[YOUR OBJECTIVE] Do not include the pictures; repeat the rest of the data exactly.

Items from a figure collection
━━━━━━━━━━━━━━━━

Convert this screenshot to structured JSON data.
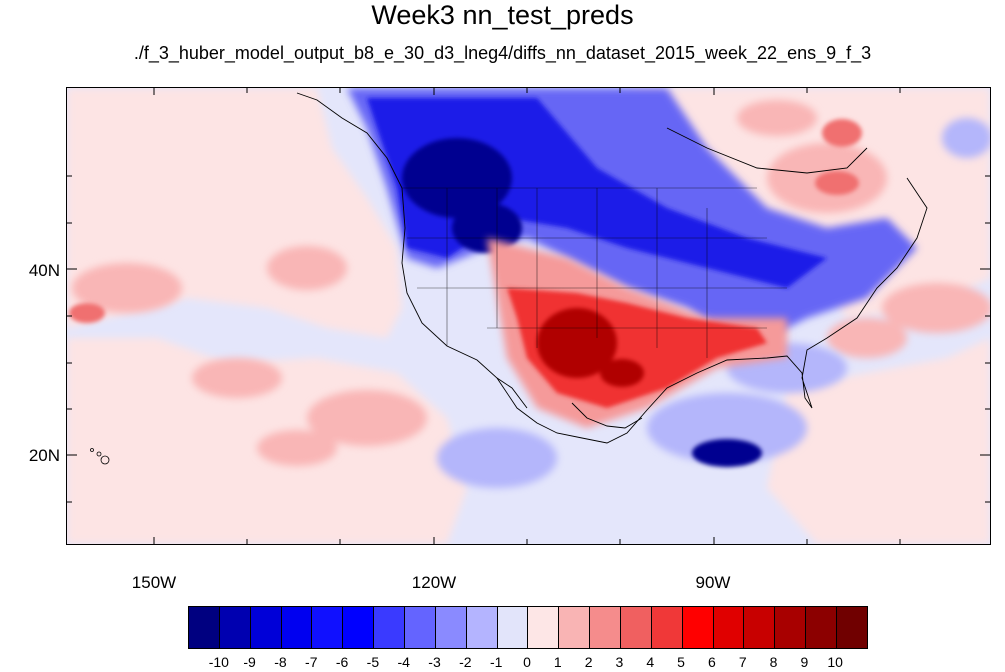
{
  "title": "Week3 nn_test_preds",
  "subtitle": "./f_3_huber_model_output_b8_e_30_d3_lneg4/diffs_nn_dataset_2015_week_22_ens_9_f_3",
  "axes": {
    "y_labels": [
      "40N",
      "20N"
    ],
    "x_labels": [
      "150W",
      "120W",
      "90W"
    ]
  },
  "colorbar": {
    "colors": [
      "#000080",
      "#0000b0",
      "#0000d8",
      "#0000f0",
      "#1010ff",
      "#0000ff",
      "#3a3aff",
      "#6464ff",
      "#8a8aff",
      "#b4b4ff",
      "#e2e4fa",
      "#fde6e6",
      "#f9b4b4",
      "#f58c8c",
      "#f06060",
      "#f03838",
      "#ff0000",
      "#e00000",
      "#c80000",
      "#a80000",
      "#8c0000",
      "#700000"
    ],
    "labels": [
      "-10",
      "-9",
      "-8",
      "-7",
      "-6",
      "-5",
      "-4",
      "-3",
      "-2",
      "-1",
      "0",
      "1",
      "2",
      "3",
      "4",
      "5",
      "6",
      "7",
      "8",
      "9",
      "10"
    ]
  }
}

━━━━━━━━━━━━━━━━

[RESPONSE]
Convert this screenshot to structured JSON data.
{
  "title": "Week3 nn_test_preds",
  "subtitle": "./f_3_huber_model_output_b8_e_30_d3_lneg4/diffs_nn_dataset_2015_week_22_ens_9_f_3",
  "axes": {
    "y_labels": [
      "40N",
      "20N"
    ],
    "x_labels": [
      "150W",
      "120W",
      "90W"
    ]
  },
  "colorbar": {
    "colors": [
      "#000080",
      "#0000b0",
      "#0000d8",
      "#0000f0",
      "#1010ff",
      "#0000ff",
      "#3a3aff",
      "#6464ff",
      "#8a8aff",
      "#b4b4ff",
      "#e2e4fa",
      "#fde6e6",
      "#f9b4b4",
      "#f58c8c",
      "#f06060",
      "#f03838",
      "#ff0000",
      "#e00000",
      "#c80000",
      "#a80000",
      "#8c0000",
      "#700000"
    ],
    "labels": [
      "-10",
      "-9",
      "-8",
      "-7",
      "-6",
      "-5",
      "-4",
      "-3",
      "-2",
      "-1",
      "0",
      "1",
      "2",
      "3",
      "4",
      "5",
      "6",
      "7",
      "8",
      "9",
      "10"
    ]
  }
}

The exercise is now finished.